* Dataset items
= = =
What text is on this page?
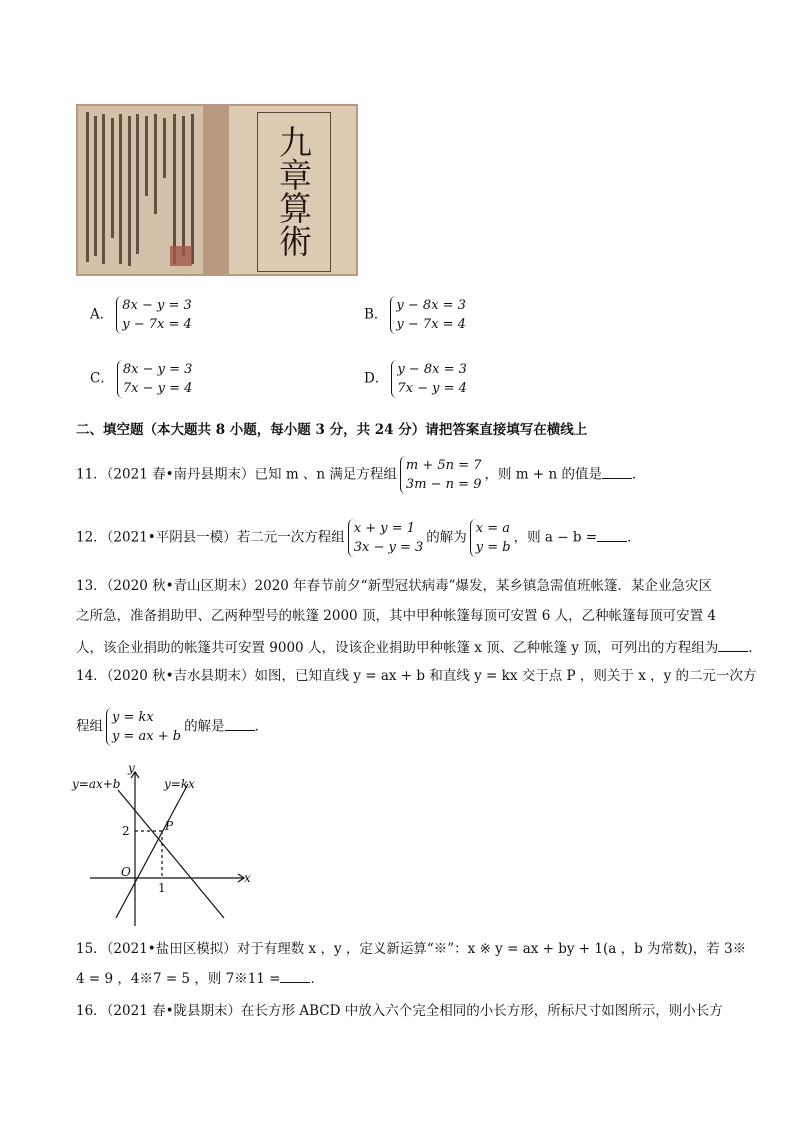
九章算術
A．8x − y = 3
y − 7x = 4
B．y − 8x = 3
y − 7x = 4
C．8x − y = 3
7x − y = 4
D．y − 8x = 3
7x − y = 4
二、填空题（本大题共 8 小题，每小题 3 分，共 24 分）请把答案直接填写在横线上
11．（2021 春•南丹县期末）已知 m 、n 满足方程组m + 5n = 7
3m − n = 9，则 m + n 的值是 ．
12．（2021•平阴县一模）若二元一次方程组x + y = 1
3x − y = 3的解为x = a
y = b，则 a − b = ．
13．（2020 秋•青山区期末）2020 年春节前夕“新型冠状病毒”爆发，某乡镇急需值班帐篷．某企业急灾区
之所急，准备捐助甲、乙两种型号的帐篷 2000 顶，其中甲种帐篷每顶可安置 6 人，乙种帐篷每顶可安置 4
人，该企业捐助的帐篷共可安置 9000 人，设该企业捐助甲种帐篷 x 顶、乙种帐篷 y 顶，可列出的方程组为 ．
14．（2020 秋•吉水县期末）如图，已知直线 y = ax + b 和直线 y = kx 交于点 P ，则关于 x ，y 的二元一次方
程组y = kx
y = ax + b的解是 ．
y=ax+b	y=kx
y
x
O
P
1
2
15．（2021•盐田区模拟）对于有理数 x ，y ，定义新运算“※”：x ※ y = ax + by + 1(a ，b 为常数)，若 3※
4 = 9 ，4※7 = 5 ，则 7※11 = ．
16．（2021 春•陇县期末）在长方形 ABCD 中放入六个完全相同的小长方形，所标尺寸如图所示，则小长方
= = =
* REQUIRED TASK
Strip out the pictures and quote the remaining data word for word.

* RESPONSE TO THE EXERCISE
What text is on this page?
九章算術
A．8x − y = 3
y − 7x = 4
B．y − 8x = 3
y − 7x = 4
C．8x − y = 3
7x − y = 4
D．y − 8x = 3
7x − y = 4
二、填空题（本大题共 8 小题，每小题 3 分，共 24 分）请把答案直接填写在横线上
11．（2021 春•南丹县期末）已知 m 、n 满足方程组m + 5n = 7
3m − n = 9，则 m + n 的值是 ．
12．（2021•平阴县一模）若二元一次方程组x + y = 1
3x − y = 3的解为x = a
y = b，则 a − b = ．
13．（2020 秋•青山区期末）2020 年春节前夕“新型冠状病毒”爆发，某乡镇急需值班帐篷．某企业急灾区
之所急，准备捐助甲、乙两种型号的帐篷 2000 顶，其中甲种帐篷每顶可安置 6 人，乙种帐篷每顶可安置 4
人，该企业捐助的帐篷共可安置 9000 人，设该企业捐助甲种帐篷 x 顶、乙种帐篷 y 顶，可列出的方程组为 ．
14．（2020 秋•吉水县期末）如图，已知直线 y = ax + b 和直线 y = kx 交于点 P ，则关于 x ，y 的二元一次方
程组y = kx
y = ax + b的解是 ．
y=ax+b	y=kx
y
x
O
P
1
2
15．（2021•盐田区模拟）对于有理数 x ，y ，定义新运算“※”：x ※ y = ax + by + 1(a ，b 为常数)，若 3※
4 = 9 ，4※7 = 5 ，则 7※11 = ．
16．（2021 春•陇县期末）在长方形 ABCD 中放入六个完全相同的小长方形，所标尺寸如图所示，则小长方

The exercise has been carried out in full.